-- start --

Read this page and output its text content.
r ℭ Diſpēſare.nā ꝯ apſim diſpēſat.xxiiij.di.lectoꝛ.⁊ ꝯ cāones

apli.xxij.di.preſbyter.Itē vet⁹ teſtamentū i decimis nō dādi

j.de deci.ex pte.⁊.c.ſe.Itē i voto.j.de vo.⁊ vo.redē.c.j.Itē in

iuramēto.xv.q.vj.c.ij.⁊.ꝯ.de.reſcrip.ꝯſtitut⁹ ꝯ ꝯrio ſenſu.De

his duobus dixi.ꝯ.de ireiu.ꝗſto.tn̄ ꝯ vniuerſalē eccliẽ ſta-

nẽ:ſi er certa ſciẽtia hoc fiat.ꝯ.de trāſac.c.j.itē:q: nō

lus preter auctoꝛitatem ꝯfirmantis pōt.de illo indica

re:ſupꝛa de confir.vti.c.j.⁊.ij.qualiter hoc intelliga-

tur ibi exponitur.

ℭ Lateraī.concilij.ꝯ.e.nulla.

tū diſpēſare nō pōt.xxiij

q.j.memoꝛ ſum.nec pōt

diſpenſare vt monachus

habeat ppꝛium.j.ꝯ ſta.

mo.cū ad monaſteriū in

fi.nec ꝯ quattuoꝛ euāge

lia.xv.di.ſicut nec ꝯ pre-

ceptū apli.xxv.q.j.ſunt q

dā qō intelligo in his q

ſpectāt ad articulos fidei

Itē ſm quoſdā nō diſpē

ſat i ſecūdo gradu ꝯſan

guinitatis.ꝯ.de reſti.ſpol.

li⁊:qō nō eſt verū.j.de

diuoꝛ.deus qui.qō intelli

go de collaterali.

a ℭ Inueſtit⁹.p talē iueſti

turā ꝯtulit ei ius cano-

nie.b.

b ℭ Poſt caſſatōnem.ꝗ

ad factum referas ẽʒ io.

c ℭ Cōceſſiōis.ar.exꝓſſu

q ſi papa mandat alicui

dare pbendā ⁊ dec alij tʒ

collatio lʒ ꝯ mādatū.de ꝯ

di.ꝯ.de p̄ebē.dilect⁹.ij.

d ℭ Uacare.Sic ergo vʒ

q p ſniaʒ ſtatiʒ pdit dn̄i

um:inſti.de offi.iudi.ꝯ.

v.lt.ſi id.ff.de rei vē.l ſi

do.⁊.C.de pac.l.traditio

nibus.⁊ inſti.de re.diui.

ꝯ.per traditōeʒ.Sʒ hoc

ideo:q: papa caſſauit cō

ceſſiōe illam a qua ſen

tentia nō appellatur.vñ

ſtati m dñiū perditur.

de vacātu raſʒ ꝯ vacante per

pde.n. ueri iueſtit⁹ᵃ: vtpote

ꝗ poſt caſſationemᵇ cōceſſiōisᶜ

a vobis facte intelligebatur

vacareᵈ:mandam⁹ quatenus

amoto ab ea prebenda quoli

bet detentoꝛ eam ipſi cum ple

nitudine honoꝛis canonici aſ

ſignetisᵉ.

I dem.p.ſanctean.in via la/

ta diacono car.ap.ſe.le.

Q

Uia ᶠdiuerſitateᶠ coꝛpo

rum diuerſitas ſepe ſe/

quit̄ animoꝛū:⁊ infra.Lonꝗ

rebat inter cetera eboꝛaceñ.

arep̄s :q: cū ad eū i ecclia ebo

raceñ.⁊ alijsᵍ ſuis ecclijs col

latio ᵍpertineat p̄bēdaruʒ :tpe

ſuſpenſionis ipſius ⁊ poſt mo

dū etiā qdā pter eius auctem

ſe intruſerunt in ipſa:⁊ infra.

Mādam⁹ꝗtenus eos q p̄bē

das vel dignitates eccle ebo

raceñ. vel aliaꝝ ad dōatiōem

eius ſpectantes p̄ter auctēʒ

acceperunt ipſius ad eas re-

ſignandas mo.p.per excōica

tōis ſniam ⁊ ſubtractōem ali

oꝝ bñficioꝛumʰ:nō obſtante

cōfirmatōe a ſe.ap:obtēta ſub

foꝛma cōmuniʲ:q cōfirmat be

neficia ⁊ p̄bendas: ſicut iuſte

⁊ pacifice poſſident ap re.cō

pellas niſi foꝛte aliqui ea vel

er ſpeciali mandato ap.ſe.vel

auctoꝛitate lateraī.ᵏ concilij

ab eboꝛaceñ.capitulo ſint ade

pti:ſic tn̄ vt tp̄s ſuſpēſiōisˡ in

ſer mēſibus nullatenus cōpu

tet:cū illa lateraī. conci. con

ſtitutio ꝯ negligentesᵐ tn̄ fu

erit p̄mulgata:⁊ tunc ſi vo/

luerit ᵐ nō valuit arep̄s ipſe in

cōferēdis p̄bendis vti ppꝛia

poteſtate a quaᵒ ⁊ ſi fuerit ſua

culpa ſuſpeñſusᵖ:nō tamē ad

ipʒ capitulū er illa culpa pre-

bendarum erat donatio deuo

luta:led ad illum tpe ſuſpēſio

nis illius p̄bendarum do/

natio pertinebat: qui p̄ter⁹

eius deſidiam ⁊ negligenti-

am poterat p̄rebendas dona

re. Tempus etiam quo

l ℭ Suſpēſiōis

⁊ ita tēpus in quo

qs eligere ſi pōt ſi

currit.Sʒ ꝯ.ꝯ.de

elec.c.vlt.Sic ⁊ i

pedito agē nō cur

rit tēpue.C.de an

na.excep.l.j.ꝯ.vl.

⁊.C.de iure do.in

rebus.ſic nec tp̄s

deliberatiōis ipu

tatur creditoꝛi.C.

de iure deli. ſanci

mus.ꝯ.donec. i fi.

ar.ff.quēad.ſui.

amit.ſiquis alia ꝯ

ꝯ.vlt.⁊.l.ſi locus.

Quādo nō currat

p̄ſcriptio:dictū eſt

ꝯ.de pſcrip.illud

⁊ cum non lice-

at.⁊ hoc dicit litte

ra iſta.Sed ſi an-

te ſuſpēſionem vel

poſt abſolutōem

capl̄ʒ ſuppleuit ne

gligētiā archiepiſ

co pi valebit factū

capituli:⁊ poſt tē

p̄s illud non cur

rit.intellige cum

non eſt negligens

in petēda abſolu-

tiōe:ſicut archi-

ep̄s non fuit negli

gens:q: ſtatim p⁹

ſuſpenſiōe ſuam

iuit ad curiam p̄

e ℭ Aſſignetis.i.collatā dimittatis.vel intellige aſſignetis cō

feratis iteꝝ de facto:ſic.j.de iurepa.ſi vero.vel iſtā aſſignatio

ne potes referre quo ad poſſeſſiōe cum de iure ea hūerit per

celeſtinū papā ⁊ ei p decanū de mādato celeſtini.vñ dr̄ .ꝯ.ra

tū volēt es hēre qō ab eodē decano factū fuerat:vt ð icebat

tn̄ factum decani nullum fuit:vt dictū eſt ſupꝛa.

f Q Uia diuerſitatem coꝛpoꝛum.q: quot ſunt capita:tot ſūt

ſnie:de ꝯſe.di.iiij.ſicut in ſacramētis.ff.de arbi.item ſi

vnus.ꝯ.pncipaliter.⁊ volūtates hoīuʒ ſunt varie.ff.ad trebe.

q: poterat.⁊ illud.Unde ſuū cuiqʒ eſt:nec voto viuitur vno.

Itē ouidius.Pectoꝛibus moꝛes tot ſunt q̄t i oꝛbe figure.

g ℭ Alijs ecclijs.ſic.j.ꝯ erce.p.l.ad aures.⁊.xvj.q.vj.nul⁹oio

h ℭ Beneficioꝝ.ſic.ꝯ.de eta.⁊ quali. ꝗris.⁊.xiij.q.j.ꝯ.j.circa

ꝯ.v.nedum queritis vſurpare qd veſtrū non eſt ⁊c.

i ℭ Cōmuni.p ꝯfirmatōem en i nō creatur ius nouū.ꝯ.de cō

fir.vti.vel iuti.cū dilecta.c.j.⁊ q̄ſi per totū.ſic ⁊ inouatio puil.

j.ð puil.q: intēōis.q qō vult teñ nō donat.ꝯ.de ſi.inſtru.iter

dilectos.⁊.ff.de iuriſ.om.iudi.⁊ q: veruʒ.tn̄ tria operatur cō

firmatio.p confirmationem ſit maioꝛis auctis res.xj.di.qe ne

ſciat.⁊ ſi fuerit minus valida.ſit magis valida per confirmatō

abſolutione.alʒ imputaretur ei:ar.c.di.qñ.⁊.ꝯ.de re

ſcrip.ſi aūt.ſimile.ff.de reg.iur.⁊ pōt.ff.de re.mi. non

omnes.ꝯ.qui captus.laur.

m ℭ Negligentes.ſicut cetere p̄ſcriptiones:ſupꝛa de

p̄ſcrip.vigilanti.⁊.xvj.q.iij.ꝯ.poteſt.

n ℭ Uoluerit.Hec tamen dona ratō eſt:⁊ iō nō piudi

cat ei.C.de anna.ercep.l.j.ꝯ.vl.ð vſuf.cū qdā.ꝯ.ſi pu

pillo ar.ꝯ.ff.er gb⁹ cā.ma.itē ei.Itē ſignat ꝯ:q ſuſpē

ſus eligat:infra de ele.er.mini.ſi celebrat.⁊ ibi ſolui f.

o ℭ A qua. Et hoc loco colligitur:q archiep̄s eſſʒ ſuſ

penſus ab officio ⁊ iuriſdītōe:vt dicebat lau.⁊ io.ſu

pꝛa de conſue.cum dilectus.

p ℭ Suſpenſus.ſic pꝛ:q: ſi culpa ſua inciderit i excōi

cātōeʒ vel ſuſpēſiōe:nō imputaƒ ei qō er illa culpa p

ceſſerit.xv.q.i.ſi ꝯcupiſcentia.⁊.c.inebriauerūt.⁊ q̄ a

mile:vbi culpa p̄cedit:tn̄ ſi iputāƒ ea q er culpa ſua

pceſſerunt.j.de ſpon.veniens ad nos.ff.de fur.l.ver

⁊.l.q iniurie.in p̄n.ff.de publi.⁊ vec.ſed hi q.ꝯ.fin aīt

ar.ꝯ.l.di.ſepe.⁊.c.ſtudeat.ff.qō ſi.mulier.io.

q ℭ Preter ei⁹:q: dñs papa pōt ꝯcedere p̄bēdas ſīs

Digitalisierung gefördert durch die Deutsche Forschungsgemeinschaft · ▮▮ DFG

-- end --

> **Exercise directions**:
Select every line in the records above that contains the word "factū".

> **Result for this task**:
co pi valebit factū
tū volēt es hēre qō ab eodē decano factū fuerat:vt ð icebat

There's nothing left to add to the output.